(Stored entries)
**********

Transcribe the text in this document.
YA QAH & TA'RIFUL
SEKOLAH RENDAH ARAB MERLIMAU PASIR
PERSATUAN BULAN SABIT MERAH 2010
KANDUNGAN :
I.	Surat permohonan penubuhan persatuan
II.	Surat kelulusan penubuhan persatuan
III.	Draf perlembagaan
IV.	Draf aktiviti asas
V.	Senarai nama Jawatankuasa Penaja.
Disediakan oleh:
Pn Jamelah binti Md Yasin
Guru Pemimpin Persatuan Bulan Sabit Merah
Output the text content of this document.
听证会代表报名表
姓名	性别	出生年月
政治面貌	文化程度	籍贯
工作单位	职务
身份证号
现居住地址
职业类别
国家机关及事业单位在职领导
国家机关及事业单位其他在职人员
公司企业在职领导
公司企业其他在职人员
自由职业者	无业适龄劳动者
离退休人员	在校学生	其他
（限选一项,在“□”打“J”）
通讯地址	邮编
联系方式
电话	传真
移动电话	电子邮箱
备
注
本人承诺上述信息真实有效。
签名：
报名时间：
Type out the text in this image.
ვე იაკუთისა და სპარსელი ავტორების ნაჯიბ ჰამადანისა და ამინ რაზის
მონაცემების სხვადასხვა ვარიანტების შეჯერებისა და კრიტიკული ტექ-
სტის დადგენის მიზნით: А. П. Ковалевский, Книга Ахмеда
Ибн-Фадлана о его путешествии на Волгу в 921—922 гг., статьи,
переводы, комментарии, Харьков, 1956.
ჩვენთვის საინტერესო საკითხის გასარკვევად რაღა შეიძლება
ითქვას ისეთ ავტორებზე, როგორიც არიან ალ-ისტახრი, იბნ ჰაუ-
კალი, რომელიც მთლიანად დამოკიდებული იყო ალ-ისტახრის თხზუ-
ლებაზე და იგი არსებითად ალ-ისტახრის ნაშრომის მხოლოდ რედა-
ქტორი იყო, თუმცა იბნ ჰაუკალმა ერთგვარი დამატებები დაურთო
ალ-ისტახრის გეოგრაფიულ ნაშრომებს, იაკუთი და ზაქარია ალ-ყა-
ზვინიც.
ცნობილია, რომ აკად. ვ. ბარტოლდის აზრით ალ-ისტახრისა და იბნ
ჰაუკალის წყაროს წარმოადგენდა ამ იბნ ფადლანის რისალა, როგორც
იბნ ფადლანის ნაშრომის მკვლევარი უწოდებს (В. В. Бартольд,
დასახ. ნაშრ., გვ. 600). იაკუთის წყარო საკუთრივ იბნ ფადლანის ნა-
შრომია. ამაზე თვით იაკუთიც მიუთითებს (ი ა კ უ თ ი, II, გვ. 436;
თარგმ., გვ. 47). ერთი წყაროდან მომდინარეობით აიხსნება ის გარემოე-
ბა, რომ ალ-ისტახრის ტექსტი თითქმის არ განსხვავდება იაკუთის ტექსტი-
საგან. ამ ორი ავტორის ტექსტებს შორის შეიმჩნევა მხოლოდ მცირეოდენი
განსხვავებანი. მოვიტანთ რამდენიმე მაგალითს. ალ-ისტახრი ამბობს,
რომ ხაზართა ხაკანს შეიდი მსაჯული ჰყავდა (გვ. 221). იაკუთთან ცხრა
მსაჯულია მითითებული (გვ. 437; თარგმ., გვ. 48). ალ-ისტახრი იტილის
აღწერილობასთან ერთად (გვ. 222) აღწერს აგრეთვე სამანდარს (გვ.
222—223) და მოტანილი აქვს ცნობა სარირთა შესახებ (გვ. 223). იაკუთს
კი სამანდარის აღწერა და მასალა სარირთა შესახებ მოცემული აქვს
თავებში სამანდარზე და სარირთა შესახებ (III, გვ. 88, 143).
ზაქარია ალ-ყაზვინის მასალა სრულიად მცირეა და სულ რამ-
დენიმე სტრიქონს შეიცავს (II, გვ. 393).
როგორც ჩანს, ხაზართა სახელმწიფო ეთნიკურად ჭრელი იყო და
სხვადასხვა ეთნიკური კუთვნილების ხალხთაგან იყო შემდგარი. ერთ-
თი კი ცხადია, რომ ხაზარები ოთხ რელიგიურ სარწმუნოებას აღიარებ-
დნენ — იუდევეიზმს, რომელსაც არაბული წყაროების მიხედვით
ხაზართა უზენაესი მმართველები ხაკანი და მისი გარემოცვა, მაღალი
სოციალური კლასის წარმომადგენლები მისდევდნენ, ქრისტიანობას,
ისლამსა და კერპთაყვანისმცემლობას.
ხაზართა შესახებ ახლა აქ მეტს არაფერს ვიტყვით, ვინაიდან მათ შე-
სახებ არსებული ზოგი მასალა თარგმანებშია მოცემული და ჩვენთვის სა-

**********

▶ Short problem
Write all of the records out again exactly.

▶ The output
Transcribe the text in this document.
YA QAH & TA'RIFUL
SEKOLAH RENDAH ARAB MERLIMAU PASIR
PERSATUAN BULAN SABIT MERAH 2010
KANDUNGAN :
I.	Surat permohonan penubuhan persatuan
II.	Surat kelulusan penubuhan persatuan
III.	Draf perlembagaan
IV.	Draf aktiviti asas
V.	Senarai nama Jawatankuasa Penaja.
Disediakan oleh:
Pn Jamelah binti Md Yasin
Guru Pemimpin Persatuan Bulan Sabit Merah
Output the text content of this document.
听证会代表报名表
姓名	性别	出生年月
政治面貌	文化程度	籍贯
工作单位	职务
身份证号
现居住地址
职业类别
国家机关及事业单位在职领导
国家机关及事业单位其他在职人员
公司企业在职领导
公司企业其他在职人员
自由职业者	无业适龄劳动者
离退休人员	在校学生	其他
（限选一项,在“□”打“J”）
通讯地址	邮编
联系方式
电话	传真
移动电话	电子邮箱
备
注
本人承诺上述信息真实有效。
签名：
报名时间：
Type out the text in this image.
ვე იაკუთისა და სპარსელი ავტორების ნაჯიბ ჰამადანისა და ამინ რაზის
მონაცემების სხვადასხვა ვარიანტების შეჯერებისა და კრიტიკული ტექ-
სტის დადგენის მიზნით: А. П. Ковалевский, Книга Ахмеда
Ибн-Фадлана о его путешествии на Волгу в 921—922 гг., статьи,
переводы, комментарии, Харьков, 1956.
ჩვენთვის საინტერესო საკითხის გასარკვევად რაღა შეიძლება
ითქვას ისეთ ავტორებზე, როგორიც არიან ალ-ისტახრი, იბნ ჰაუ-
კალი, რომელიც მთლიანად დამოკიდებული იყო ალ-ისტახრის თხზუ-
ლებაზე და იგი არსებითად ალ-ისტახრის ნაშრომის მხოლოდ რედა-
ქტორი იყო, თუმცა იბნ ჰაუკალმა ერთგვარი დამატებები დაურთო
ალ-ისტახრის გეოგრაფიულ ნაშრომებს, იაკუთი და ზაქარია ალ-ყა-
ზვინიც.
ცნობილია, რომ აკად. ვ. ბარტოლდის აზრით ალ-ისტახრისა და იბნ
ჰაუკალის წყაროს წარმოადგენდა ამ იბნ ფადლანის რისალა, როგორც
იბნ ფადლანის ნაშრომის მკვლევარი უწოდებს (В. В. Бартольд,
დასახ. ნაშრ., გვ. 600). იაკუთის წყარო საკუთრივ იბნ ფადლანის ნა-
შრომია. ამაზე თვით იაკუთიც მიუთითებს (ი ა კ უ თ ი, II, გვ. 436;
თარგმ., გვ. 47). ერთი წყაროდან მომდინარეობით აიხსნება ის გარემოე-
ბა, რომ ალ-ისტახრის ტექსტი თითქმის არ განსხვავდება იაკუთის ტექსტი-
საგან. ამ ორი ავტორის ტექსტებს შორის შეიმჩნევა მხოლოდ მცირეოდენი
განსხვავებანი. მოვიტანთ რამდენიმე მაგალითს. ალ-ისტახრი ამბობს,
რომ ხაზართა ხაკანს შეიდი მსაჯული ჰყავდა (გვ. 221). იაკუთთან ცხრა
მსაჯულია მითითებული (გვ. 437; თარგმ., გვ. 48). ალ-ისტახრი იტილის
აღწერილობასთან ერთად (გვ. 222) აღწერს აგრეთვე სამანდარს (გვ.
222—223) და მოტანილი აქვს ცნობა სარირთა შესახებ (გვ. 223). იაკუთს
კი სამანდარის აღწერა და მასალა სარირთა შესახებ მოცემული აქვს
თავებში სამანდარზე და სარირთა შესახებ (III, გვ. 88, 143).
ზაქარია ალ-ყაზვინის მასალა სრულიად მცირეა და სულ რამ-
დენიმე სტრიქონს შეიცავს (II, გვ. 393).
როგორც ჩანს, ხაზართა სახელმწიფო ეთნიკურად ჭრელი იყო და
სხვადასხვა ეთნიკური კუთვნილების ხალხთაგან იყო შემდგარი. ერთ-
თი კი ცხადია, რომ ხაზარები ოთხ რელიგიურ სარწმუნოებას აღიარებ-
დნენ — იუდევეიზმს, რომელსაც არაბული წყაროების მიხედვით
ხაზართა უზენაესი მმართველები ხაკანი და მისი გარემოცვა, მაღალი
სოციალური კლასის წარმომადგენლები მისდევდნენ, ქრისტიანობას,
ისლამსა და კერპთაყვანისმცემლობას.
ხაზართა შესახებ ახლა აქ მეტს არაფერს ვიტყვით, ვინაიდან მათ შე-
სახებ არსებული ზოგი მასალა თარგმანებშია მოცემული და ჩვენთვის სა-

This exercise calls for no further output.